Quote the records in full and leave their pictures out.
— start of The input —
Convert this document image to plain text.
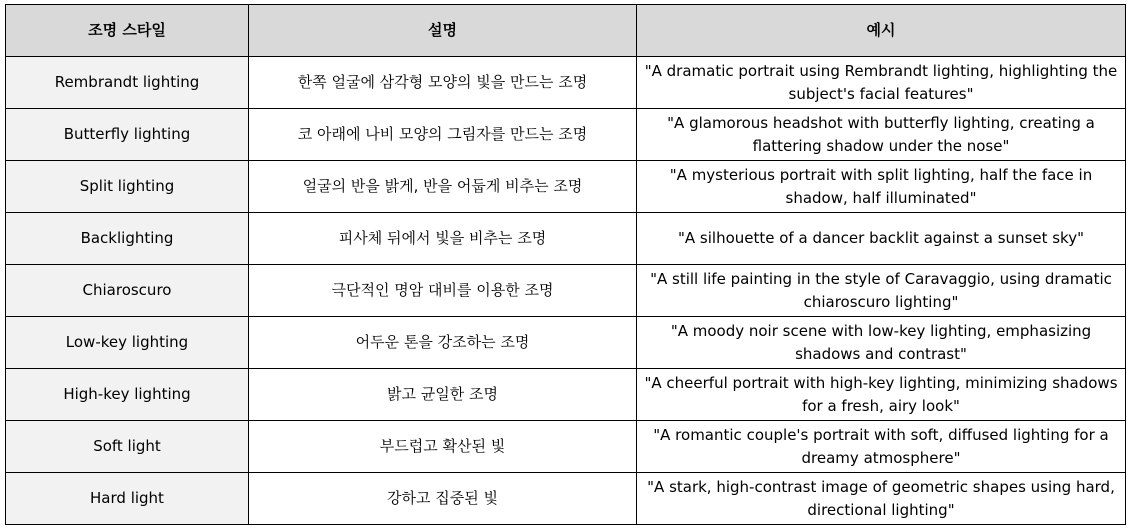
조명 스타일	설명	예시
Rembrandt lighting	한쪽 얼굴에 삼각형 모양의 빛을 만드는 조명	"A dramatic portrait using Rembrandt lighting, highlighting the subject's facial features"
Butterfly lighting	코 아래에 나비 모양의 그림자를 만드는 조명	"A glamorous headshot with butterfly lighting, creating a flattering shadow under the nose"
Split lighting	얼굴의 반을 밝게, 반을 어둡게 비추는 조명	"A mysterious portrait with split lighting, half the face in shadow, half illuminated"
Backlighting	피사체 뒤에서 빛을 비추는 조명	"A silhouette of a dancer backlit against a sunset sky"
Chiaroscuro	극단적인 명암 대비를 이용한 조명	"A still life painting in the style of Caravaggio, using dramatic chiaroscuro lighting"
Low-key lighting	어두운 톤을 강조하는 조명	"A moody noir scene with low-key lighting, emphasizing shadows and contrast"
High-key lighting	밝고 균일한 조명	"A cheerful portrait with high-key lighting, minimizing shadows for a fresh, airy look"
Soft light	부드럽고 확산된 빛	"A romantic couple's portrait with soft, diffused lighting for a dreamy atmosphere"
Hard light	강하고 집중된 빛	"A stark, high-contrast image of geometric shapes using hard, directional lighting"
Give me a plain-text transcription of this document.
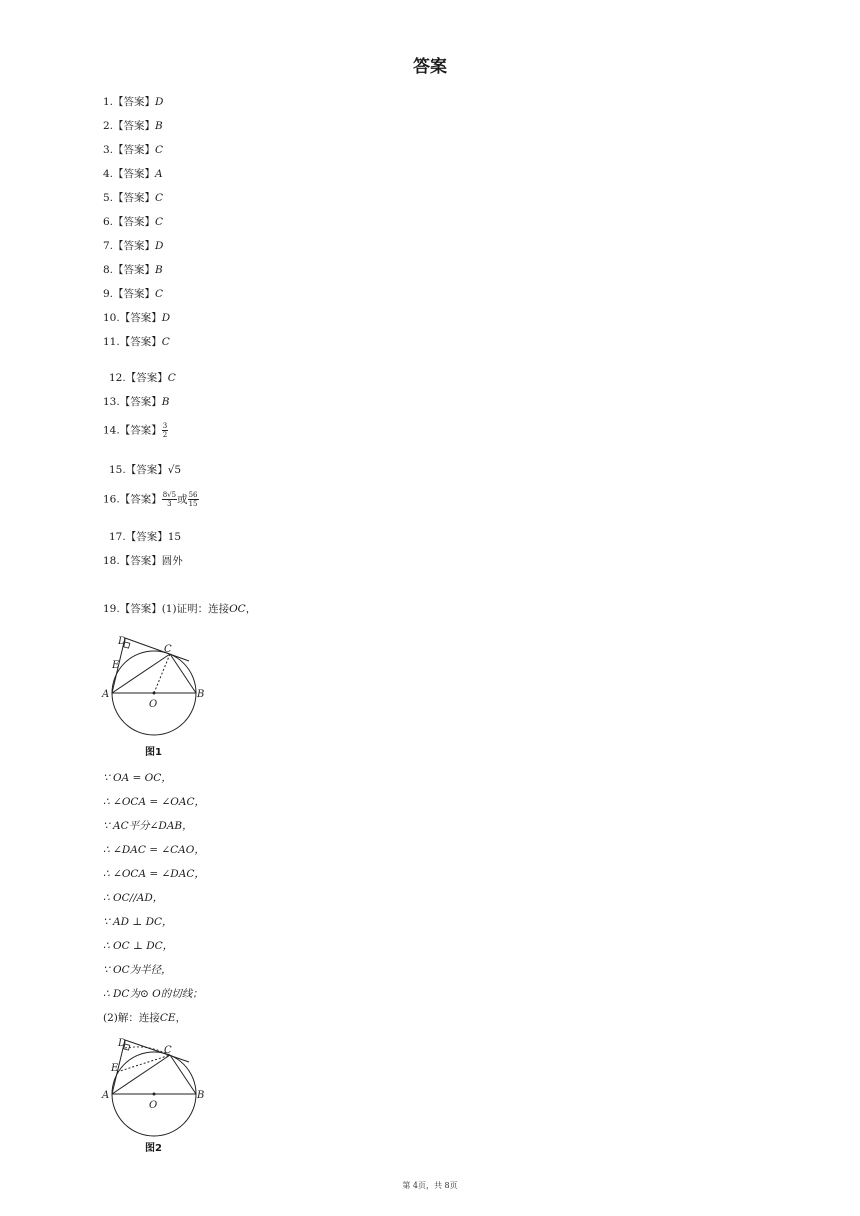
答案
1.【答案】D
2.【答案】B
3.【答案】C
4.【答案】A
5.【答案】C
6.【答案】C
7.【答案】D
8.【答案】B
9.【答案】C
10.【答案】D
11.【答案】C
12.【答案】C
13.【答案】B
14.【答案】 $\frac{3}{2}$
15.【答案】√5
16.【答案】 $\frac{8√5}{3}$ 或 $\frac{56}{15}$
17.【答案】15
18.【答案】圆外
19.【答案】(1)证明：连接OC，
D
E
C
A
O
B
图1
∵ OA = OC，
∴ ∠OCA = ∠OAC，
∵ AC平分∠DAB，
∴ ∠DAC = ∠CAO，
∴ ∠OCA = ∠DAC，
∴ OC//AD，
∵ AD ⊥ DC，
∴ OC ⊥ DC，
∵ OC为半径，
∴ DC为⊙ O的切线；
(2)解：连接CE，
D
E
C
A
O
B
图2
第 4页，共 8页
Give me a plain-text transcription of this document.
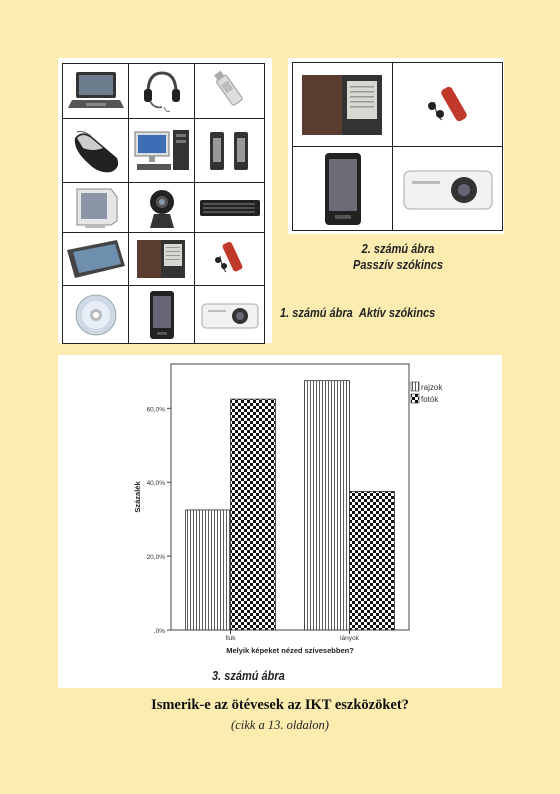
1. számú ábra Aktív szókincs
2. számú ábra
Passzív szókincs
,0%
20,0%
40,0%
60,0%
Százalék
fiúk	lányok
Melyik képeket nézed szívesebben?
rajzok
fotók
3. számú ábra
Ismerik-e az ötévesek az IKT eszközöket?
(cikk a 13. oldalon)
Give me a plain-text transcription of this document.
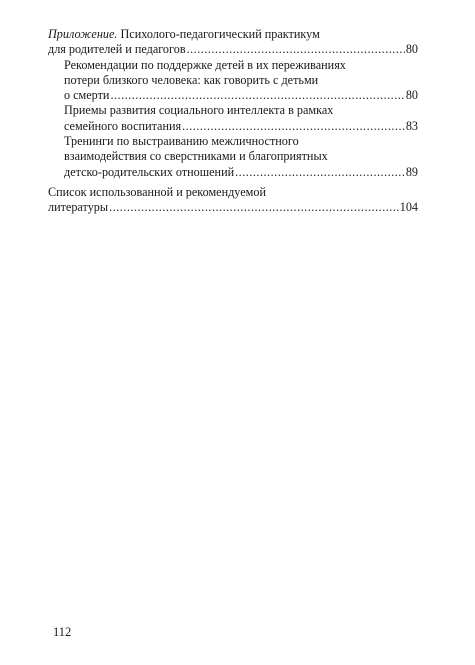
Приложение. Психолого-педагогический практикум
для родителей и педагогов .....	80
Рекомендации по поддержке детей в их переживаниях
потери близкого человека: как говорить с детьми
о смерти .....	80
Приемы развития социального интеллекта в рамках
семейного воспитания .....	83
Тренинги по выстраиванию межличностного
взаимодействия со сверстниками и благоприятных
детско-родительских отношений .....	89
Список использованной и рекомендуемой
литературы .....	104
112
— end of The input —
Full answer:
Convert this document image to plain text.
조명 스타일	설명	예시
Rembrandt lighting	한쪽 얼굴에 삼각형 모양의 빛을 만드는 조명	"A dramatic portrait using Rembrandt lighting, highlighting the subject's facial features"
Butterfly lighting	코 아래에 나비 모양의 그림자를 만드는 조명	"A glamorous headshot with butterfly lighting, creating a flattering shadow under the nose"
Split lighting	얼굴의 반을 밝게, 반을 어둡게 비추는 조명	"A mysterious portrait with split lighting, half the face in shadow, half illuminated"
Backlighting	피사체 뒤에서 빛을 비추는 조명	"A silhouette of a dancer backlit against a sunset sky"
Chiaroscuro	극단적인 명암 대비를 이용한 조명	"A still life painting in the style of Caravaggio, using dramatic chiaroscuro lighting"
Low-key lighting	어두운 톤을 강조하는 조명	"A moody noir scene with low-key lighting, emphasizing shadows and contrast"
High-key lighting	밝고 균일한 조명	"A cheerful portrait with high-key lighting, minimizing shadows for a fresh, airy look"
Soft light	부드럽고 확산된 빛	"A romantic couple's portrait with soft, diffused lighting for a dreamy atmosphere"
Hard light	강하고 집중된 빛	"A stark, high-contrast image of geometric shapes using hard, directional lighting"
Give me a plain-text transcription of this document.
答案
1.【答案】D
2.【答案】B
3.【答案】C
4.【答案】A
5.【答案】C
6.【答案】C
7.【答案】D
8.【答案】B
9.【答案】C
10.【答案】D
11.【答案】C
12.【答案】C
13.【答案】B
14.【答案】 $\frac{3}{2}$
15.【答案】√5
16.【答案】 $\frac{8√5}{3}$ 或 $\frac{56}{15}$
17.【答案】15
18.【答案】圆外
19.【答案】(1)证明：连接OC，
D
E
C
A
O
B
图1
∵ OA = OC，
∴ ∠OCA = ∠OAC，
∵ AC平分∠DAB，
∴ ∠DAC = ∠CAO，
∴ ∠OCA = ∠DAC，
∴ OC//AD，
∵ AD ⊥ DC，
∴ OC ⊥ DC，
∵ OC为半径，
∴ DC为⊙ O的切线；
(2)解：连接CE，
D
E
C
A
O
B
图2
第 4页，共 8页
Give me a plain-text transcription of this document.
1. számú ábra Aktív szókincs
2. számú ábra
Passzív szókincs
,0%
20,0%
40,0%
60,0%
Százalék
fiúk	lányok
Melyik képeket nézed szívesebben?
rajzok
fotók
3. számú ábra
Ismerik-e az ötévesek az IKT eszközöket?
(cikk a 13. oldalon)
Give me a plain-text transcription of this document.
Приложение. Психолого-педагогический практикум
для родителей и педагогов .....	80
Рекомендации по поддержке детей в их переживаниях
потери близкого человека: как говорить с детьми
о смерти .....	80
Приемы развития социального интеллекта в рамках
семейного воспитания .....	83
Тренинги по выстраиванию межличностного
взаимодействия со сверстниками и благоприятных
детско-родительских отношений .....	89
Список использованной и рекомендуемой
литературы .....	104
112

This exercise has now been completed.